- GIVEN INSTRUCTION: Copy out all lines carrying the word "nAngkutan".

- PROVIDED ENTRIES:
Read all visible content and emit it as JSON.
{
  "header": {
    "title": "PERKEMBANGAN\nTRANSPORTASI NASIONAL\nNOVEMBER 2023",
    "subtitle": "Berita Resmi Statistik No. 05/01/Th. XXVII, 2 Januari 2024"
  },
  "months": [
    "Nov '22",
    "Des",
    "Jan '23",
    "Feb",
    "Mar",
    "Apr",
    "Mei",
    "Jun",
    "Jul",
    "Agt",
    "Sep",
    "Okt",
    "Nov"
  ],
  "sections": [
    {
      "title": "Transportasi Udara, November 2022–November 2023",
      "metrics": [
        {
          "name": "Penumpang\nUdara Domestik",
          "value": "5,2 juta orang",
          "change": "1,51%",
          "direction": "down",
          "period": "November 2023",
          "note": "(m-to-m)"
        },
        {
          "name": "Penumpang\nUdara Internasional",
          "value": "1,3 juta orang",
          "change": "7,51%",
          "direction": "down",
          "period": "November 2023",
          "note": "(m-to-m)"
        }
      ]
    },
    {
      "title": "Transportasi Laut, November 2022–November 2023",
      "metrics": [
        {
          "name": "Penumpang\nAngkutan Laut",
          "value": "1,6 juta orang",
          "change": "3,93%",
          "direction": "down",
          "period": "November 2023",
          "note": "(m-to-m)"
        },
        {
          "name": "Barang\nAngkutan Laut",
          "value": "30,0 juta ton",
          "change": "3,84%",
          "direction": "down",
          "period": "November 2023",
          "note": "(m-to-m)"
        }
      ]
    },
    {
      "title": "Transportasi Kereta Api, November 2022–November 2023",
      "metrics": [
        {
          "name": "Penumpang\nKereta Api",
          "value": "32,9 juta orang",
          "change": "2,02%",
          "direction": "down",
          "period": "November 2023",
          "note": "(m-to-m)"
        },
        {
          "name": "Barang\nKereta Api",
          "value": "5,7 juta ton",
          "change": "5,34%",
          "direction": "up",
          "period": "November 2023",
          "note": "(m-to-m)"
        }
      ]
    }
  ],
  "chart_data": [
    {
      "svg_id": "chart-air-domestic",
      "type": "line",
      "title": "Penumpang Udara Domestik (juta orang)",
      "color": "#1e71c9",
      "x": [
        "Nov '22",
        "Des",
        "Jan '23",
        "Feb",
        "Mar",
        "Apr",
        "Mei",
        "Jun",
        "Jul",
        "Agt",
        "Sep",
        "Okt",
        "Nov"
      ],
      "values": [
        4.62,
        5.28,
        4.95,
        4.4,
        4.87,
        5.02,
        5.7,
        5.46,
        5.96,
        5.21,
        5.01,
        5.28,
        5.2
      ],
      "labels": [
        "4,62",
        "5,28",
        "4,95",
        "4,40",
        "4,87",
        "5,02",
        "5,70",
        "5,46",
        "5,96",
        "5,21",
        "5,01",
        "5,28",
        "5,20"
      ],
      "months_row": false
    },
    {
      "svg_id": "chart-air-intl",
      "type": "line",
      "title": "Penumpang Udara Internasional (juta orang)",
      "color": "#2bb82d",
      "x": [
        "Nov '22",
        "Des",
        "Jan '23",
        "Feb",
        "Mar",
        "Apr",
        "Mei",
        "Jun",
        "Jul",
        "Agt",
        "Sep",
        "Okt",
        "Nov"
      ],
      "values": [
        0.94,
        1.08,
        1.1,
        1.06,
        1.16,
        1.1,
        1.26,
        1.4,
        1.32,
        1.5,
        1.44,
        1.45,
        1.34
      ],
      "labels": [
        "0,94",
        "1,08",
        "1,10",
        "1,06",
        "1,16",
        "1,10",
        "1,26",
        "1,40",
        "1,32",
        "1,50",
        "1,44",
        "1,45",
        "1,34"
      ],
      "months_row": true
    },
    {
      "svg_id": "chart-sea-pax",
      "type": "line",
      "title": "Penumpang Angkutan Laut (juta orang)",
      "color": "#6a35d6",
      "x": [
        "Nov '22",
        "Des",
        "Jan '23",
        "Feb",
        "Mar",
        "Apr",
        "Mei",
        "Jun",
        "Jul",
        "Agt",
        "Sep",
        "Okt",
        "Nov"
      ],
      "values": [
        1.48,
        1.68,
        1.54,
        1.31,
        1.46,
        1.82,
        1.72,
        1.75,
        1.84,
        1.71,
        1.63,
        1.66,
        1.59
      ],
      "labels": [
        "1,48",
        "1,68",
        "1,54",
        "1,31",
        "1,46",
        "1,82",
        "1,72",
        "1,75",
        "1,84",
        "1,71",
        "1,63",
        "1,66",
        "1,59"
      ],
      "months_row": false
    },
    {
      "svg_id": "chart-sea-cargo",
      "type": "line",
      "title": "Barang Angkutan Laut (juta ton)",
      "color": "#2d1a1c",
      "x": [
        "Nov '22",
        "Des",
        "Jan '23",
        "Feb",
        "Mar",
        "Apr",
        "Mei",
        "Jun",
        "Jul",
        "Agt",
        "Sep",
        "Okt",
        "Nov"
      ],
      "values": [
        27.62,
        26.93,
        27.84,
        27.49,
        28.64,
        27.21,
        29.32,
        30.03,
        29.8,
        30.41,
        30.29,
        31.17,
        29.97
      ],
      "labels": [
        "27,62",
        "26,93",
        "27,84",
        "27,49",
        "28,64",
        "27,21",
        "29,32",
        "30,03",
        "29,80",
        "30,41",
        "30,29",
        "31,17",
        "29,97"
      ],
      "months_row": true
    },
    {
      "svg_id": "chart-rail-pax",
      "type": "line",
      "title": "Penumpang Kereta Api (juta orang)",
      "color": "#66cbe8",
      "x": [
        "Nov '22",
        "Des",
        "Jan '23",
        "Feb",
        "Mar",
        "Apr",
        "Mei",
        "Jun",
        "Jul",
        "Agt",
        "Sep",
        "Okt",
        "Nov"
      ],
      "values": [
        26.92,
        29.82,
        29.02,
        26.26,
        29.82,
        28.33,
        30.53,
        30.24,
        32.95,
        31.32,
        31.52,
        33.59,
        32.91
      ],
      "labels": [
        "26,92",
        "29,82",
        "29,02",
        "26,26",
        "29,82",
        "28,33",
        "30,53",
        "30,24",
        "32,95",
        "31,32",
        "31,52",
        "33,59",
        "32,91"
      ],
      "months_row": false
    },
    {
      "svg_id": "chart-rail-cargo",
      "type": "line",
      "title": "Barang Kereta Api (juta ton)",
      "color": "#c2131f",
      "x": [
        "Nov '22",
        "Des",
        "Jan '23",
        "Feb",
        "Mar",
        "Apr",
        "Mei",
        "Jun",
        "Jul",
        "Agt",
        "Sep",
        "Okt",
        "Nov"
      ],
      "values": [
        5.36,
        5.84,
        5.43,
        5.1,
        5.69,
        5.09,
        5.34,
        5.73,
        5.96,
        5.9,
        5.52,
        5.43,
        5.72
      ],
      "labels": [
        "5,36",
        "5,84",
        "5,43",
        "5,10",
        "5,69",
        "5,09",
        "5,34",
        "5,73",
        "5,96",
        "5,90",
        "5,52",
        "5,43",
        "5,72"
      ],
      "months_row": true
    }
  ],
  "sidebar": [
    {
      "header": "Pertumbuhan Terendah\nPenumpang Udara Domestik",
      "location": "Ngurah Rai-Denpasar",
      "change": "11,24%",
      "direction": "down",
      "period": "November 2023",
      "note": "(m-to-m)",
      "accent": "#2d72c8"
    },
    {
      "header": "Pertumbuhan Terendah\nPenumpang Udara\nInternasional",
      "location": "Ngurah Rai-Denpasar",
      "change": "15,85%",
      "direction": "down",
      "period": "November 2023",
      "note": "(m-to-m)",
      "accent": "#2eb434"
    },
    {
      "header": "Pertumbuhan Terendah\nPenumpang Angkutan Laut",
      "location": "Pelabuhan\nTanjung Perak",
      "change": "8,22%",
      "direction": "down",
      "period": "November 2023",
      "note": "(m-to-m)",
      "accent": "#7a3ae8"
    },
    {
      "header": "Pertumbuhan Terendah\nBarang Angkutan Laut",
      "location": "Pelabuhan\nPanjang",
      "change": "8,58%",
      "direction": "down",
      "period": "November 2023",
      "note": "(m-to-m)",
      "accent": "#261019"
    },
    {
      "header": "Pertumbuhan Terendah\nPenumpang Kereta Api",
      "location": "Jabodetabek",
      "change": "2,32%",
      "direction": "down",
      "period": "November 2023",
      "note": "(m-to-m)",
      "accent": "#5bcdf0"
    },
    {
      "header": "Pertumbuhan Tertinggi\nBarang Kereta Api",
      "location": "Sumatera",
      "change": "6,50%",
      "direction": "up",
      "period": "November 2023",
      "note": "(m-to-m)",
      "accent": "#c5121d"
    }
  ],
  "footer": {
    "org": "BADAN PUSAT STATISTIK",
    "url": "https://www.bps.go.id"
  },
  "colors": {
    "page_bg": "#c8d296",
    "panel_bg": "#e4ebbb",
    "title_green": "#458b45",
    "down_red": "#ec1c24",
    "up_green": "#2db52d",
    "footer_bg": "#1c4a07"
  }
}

- SOLVED EXERCISE:
          "name": "Penumpang\nAngkutan Laut",
          "name": "Barang\nAngkutan Laut",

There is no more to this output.